Written exercise >>
Count every line that holds the string "JSON", and report the number alone.

Dataset records >>
┄┄┄┄┄┄

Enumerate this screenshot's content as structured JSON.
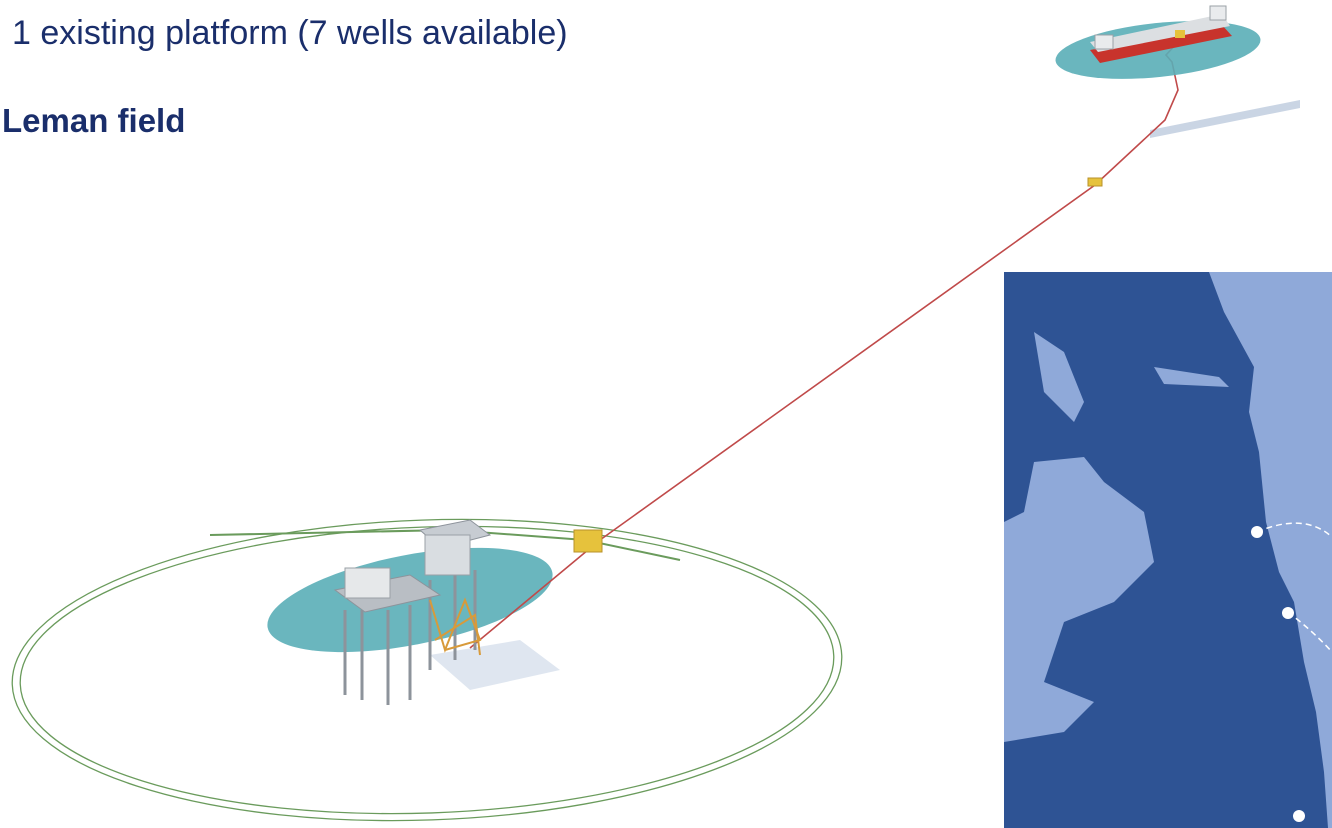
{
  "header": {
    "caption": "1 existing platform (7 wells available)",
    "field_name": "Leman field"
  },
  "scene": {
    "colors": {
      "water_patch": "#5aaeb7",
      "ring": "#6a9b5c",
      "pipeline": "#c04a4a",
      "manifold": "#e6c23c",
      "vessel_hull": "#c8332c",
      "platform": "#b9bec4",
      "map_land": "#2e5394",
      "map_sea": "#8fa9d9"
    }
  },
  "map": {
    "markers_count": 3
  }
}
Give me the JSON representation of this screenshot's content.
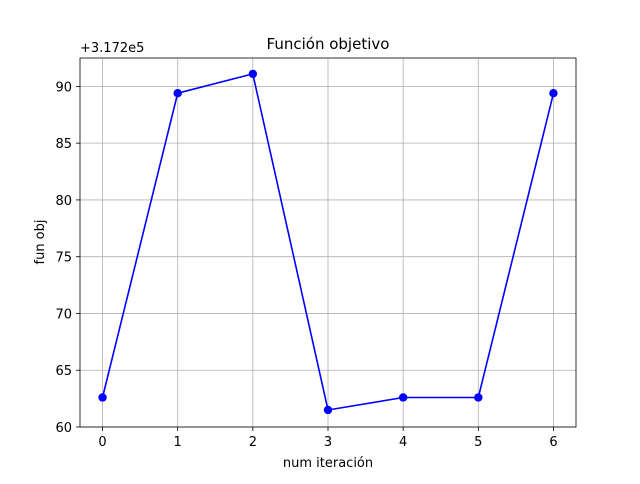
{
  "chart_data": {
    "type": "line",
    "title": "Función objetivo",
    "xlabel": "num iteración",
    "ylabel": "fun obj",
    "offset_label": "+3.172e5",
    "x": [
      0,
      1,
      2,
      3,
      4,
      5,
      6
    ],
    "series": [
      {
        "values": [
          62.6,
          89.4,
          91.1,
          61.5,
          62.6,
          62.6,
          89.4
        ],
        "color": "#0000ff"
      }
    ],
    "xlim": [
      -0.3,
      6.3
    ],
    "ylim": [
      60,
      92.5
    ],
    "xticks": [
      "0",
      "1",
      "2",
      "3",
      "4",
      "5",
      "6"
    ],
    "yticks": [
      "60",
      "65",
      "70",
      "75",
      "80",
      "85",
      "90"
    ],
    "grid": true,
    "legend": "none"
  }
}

┄┄┄┄┄┄

Solution to the problem >>
2